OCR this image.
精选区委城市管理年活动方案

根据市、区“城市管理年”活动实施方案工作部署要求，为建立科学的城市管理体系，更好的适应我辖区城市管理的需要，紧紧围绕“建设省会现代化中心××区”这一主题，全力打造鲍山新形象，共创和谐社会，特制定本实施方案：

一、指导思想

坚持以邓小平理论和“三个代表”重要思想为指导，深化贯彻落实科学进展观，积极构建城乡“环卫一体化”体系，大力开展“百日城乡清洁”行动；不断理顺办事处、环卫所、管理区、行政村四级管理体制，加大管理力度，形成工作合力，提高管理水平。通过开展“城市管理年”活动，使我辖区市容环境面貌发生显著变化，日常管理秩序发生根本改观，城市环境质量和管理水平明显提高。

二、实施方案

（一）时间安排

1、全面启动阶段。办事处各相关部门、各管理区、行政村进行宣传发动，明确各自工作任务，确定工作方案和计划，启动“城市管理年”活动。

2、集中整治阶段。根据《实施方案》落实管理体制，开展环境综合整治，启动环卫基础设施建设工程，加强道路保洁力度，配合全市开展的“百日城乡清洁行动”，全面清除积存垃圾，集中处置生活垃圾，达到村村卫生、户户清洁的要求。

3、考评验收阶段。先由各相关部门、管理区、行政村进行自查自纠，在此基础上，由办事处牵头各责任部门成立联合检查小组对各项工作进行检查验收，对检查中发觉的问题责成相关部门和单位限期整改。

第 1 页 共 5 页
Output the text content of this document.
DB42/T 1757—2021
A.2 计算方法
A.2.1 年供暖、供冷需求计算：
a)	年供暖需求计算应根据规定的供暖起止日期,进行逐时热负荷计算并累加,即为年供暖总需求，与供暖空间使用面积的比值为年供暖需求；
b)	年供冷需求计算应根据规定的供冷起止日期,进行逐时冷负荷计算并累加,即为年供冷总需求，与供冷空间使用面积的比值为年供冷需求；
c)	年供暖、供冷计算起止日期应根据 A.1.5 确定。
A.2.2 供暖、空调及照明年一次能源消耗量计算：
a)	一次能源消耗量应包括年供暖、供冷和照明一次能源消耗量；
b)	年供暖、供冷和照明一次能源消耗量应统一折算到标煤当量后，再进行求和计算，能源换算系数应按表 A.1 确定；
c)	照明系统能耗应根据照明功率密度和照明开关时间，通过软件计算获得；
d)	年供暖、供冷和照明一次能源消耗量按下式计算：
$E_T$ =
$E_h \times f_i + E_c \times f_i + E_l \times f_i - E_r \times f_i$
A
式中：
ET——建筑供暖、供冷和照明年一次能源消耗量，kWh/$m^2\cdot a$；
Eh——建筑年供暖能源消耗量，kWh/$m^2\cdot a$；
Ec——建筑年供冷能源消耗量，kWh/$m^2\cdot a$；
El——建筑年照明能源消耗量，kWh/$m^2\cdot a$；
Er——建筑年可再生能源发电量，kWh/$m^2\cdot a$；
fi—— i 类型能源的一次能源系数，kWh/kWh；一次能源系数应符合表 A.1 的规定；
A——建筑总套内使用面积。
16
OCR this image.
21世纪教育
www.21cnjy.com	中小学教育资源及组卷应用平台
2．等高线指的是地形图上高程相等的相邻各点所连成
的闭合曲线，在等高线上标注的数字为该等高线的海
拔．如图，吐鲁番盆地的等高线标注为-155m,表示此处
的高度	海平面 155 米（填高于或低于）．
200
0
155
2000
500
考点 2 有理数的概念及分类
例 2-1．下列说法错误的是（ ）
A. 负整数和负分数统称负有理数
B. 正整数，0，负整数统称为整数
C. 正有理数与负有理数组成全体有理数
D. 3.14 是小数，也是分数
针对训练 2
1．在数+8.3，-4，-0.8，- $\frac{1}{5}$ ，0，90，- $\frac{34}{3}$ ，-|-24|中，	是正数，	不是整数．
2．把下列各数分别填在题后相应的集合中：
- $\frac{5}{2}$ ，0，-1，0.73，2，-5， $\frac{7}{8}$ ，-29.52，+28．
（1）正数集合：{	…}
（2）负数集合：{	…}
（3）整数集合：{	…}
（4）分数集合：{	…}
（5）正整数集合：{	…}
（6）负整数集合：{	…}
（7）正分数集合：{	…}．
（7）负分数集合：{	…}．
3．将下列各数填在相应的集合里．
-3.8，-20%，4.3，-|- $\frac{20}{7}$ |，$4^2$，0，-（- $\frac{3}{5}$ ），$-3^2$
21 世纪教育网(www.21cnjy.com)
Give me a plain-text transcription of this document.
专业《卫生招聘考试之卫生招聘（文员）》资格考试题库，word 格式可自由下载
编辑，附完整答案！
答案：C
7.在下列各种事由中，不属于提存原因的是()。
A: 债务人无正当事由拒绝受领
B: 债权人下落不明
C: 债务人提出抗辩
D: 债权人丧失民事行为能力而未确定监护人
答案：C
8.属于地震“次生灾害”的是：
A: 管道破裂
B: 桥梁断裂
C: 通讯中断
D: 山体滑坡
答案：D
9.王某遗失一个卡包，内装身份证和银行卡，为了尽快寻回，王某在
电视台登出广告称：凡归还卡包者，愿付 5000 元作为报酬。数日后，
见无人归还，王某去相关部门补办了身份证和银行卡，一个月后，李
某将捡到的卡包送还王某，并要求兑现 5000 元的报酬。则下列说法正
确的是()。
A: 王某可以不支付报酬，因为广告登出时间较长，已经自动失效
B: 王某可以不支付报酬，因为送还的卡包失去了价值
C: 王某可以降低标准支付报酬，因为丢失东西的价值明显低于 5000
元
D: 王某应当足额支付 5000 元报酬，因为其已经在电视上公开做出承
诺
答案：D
________________________
[Given request] Print the listing above in full, exactly as it is.

[Task response]
OCR this image.
精选区委城市管理年活动方案

根据市、区“城市管理年”活动实施方案工作部署要求，为建立科学的城市管理体系，更好的适应我辖区城市管理的需要，紧紧围绕“建设省会现代化中心××区”这一主题，全力打造鲍山新形象，共创和谐社会，特制定本实施方案：

一、指导思想

坚持以邓小平理论和“三个代表”重要思想为指导，深化贯彻落实科学进展观，积极构建城乡“环卫一体化”体系，大力开展“百日城乡清洁”行动；不断理顺办事处、环卫所、管理区、行政村四级管理体制，加大管理力度，形成工作合力，提高管理水平。通过开展“城市管理年”活动，使我辖区市容环境面貌发生显著变化，日常管理秩序发生根本改观，城市环境质量和管理水平明显提高。

二、实施方案

（一）时间安排

1、全面启动阶段。办事处各相关部门、各管理区、行政村进行宣传发动，明确各自工作任务，确定工作方案和计划，启动“城市管理年”活动。

2、集中整治阶段。根据《实施方案》落实管理体制，开展环境综合整治，启动环卫基础设施建设工程，加强道路保洁力度，配合全市开展的“百日城乡清洁行动”，全面清除积存垃圾，集中处置生活垃圾，达到村村卫生、户户清洁的要求。

3、考评验收阶段。先由各相关部门、管理区、行政村进行自查自纠，在此基础上，由办事处牵头各责任部门成立联合检查小组对各项工作进行检查验收，对检查中发觉的问题责成相关部门和单位限期整改。

第 1 页 共 5 页
Output the text content of this document.
DB42/T 1757—2021
A.2 计算方法
A.2.1 年供暖、供冷需求计算：
a)	年供暖需求计算应根据规定的供暖起止日期,进行逐时热负荷计算并累加,即为年供暖总需求，与供暖空间使用面积的比值为年供暖需求；
b)	年供冷需求计算应根据规定的供冷起止日期,进行逐时冷负荷计算并累加,即为年供冷总需求，与供冷空间使用面积的比值为年供冷需求；
c)	年供暖、供冷计算起止日期应根据 A.1.5 确定。
A.2.2 供暖、空调及照明年一次能源消耗量计算：
a)	一次能源消耗量应包括年供暖、供冷和照明一次能源消耗量；
b)	年供暖、供冷和照明一次能源消耗量应统一折算到标煤当量后，再进行求和计算，能源换算系数应按表 A.1 确定；
c)	照明系统能耗应根据照明功率密度和照明开关时间，通过软件计算获得；
d)	年供暖、供冷和照明一次能源消耗量按下式计算：
$E_T$ =
$E_h \times f_i + E_c \times f_i + E_l \times f_i - E_r \times f_i$
A
式中：
ET——建筑供暖、供冷和照明年一次能源消耗量，kWh/$m^2\cdot a$；
Eh——建筑年供暖能源消耗量，kWh/$m^2\cdot a$；
Ec——建筑年供冷能源消耗量，kWh/$m^2\cdot a$；
El——建筑年照明能源消耗量，kWh/$m^2\cdot a$；
Er——建筑年可再生能源发电量，kWh/$m^2\cdot a$；
fi—— i 类型能源的一次能源系数，kWh/kWh；一次能源系数应符合表 A.1 的规定；
A——建筑总套内使用面积。
16
OCR this image.
21世纪教育
www.21cnjy.com	中小学教育资源及组卷应用平台
2．等高线指的是地形图上高程相等的相邻各点所连成
的闭合曲线，在等高线上标注的数字为该等高线的海
拔．如图，吐鲁番盆地的等高线标注为-155m,表示此处
的高度	海平面 155 米（填高于或低于）．
200
0
155
2000
500
考点 2 有理数的概念及分类
例 2-1．下列说法错误的是（ ）
A. 负整数和负分数统称负有理数
B. 正整数，0，负整数统称为整数
C. 正有理数与负有理数组成全体有理数
D. 3.14 是小数，也是分数
针对训练 2
1．在数+8.3，-4，-0.8，- $\frac{1}{5}$ ，0，90，- $\frac{34}{3}$ ，-|-24|中，	是正数，	不是整数．
2．把下列各数分别填在题后相应的集合中：
- $\frac{5}{2}$ ，0，-1，0.73，2，-5， $\frac{7}{8}$ ，-29.52，+28．
（1）正数集合：{	…}
（2）负数集合：{	…}
（3）整数集合：{	…}
（4）分数集合：{	…}
（5）正整数集合：{	…}
（6）负整数集合：{	…}
（7）正分数集合：{	…}．
（7）负分数集合：{	…}．
3．将下列各数填在相应的集合里．
-3.8，-20%，4.3，-|- $\frac{20}{7}$ |，$4^2$，0，-（- $\frac{3}{5}$ ），$-3^2$
21 世纪教育网(www.21cnjy.com)
Give me a plain-text transcription of this document.
专业《卫生招聘考试之卫生招聘（文员）》资格考试题库，word 格式可自由下载
编辑，附完整答案！
答案：C
7.在下列各种事由中，不属于提存原因的是()。
A: 债务人无正当事由拒绝受领
B: 债权人下落不明
C: 债务人提出抗辩
D: 债权人丧失民事行为能力而未确定监护人
答案：C
8.属于地震“次生灾害”的是：
A: 管道破裂
B: 桥梁断裂
C: 通讯中断
D: 山体滑坡
答案：D
9.王某遗失一个卡包，内装身份证和银行卡，为了尽快寻回，王某在
电视台登出广告称：凡归还卡包者，愿付 5000 元作为报酬。数日后，
见无人归还，王某去相关部门补办了身份证和银行卡，一个月后，李
某将捡到的卡包送还王某，并要求兑现 5000 元的报酬。则下列说法正
确的是()。
A: 王某可以不支付报酬，因为广告登出时间较长，已经自动失效
B: 王某可以不支付报酬，因为送还的卡包失去了价值
C: 王某可以降低标准支付报酬，因为丢失东西的价值明显低于 5000
元
D: 王某应当足额支付 5000 元报酬，因为其已经在电视上公开做出承
诺
答案：D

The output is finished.